● **WRITTEN INSTRUCTION**: Scan the records for the word "label". Copy each line that includes it.

------

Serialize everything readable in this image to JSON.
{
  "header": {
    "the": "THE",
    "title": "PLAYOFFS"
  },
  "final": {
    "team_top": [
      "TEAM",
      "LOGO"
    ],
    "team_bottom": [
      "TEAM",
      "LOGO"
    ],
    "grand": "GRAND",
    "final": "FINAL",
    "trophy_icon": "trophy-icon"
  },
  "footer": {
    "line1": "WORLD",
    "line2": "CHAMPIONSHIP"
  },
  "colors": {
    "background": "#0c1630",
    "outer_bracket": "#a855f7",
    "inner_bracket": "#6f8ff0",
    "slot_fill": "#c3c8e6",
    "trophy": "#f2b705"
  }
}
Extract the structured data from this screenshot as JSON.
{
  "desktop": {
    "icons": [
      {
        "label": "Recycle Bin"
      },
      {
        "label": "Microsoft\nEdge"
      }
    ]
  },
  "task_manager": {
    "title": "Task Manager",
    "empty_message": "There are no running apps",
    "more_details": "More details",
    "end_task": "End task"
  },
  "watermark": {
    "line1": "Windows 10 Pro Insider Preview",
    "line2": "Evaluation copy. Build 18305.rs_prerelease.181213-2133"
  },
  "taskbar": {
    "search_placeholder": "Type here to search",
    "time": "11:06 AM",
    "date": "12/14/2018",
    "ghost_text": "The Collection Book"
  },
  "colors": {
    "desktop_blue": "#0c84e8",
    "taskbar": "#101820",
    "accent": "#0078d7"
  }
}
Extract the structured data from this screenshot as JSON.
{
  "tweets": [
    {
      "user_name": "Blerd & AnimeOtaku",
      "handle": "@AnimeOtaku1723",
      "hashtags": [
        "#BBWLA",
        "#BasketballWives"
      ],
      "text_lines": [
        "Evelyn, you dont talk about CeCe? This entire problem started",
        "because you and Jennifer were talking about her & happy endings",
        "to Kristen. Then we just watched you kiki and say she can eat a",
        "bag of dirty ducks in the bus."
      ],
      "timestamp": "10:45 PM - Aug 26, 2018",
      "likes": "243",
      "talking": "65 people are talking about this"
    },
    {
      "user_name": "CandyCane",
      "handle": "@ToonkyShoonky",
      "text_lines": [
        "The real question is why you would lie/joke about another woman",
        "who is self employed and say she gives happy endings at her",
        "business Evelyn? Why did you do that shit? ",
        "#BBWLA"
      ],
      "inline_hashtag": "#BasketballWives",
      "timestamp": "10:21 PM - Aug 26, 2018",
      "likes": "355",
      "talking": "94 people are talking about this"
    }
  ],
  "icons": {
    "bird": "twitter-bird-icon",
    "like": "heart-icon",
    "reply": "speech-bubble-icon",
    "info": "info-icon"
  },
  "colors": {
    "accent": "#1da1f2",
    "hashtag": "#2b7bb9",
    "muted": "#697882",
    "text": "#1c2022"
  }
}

------

● **SOLUTION FOR THIS TASK**:
        "label": "Recycle Bin"
        "label": "Microsoft\nEdge"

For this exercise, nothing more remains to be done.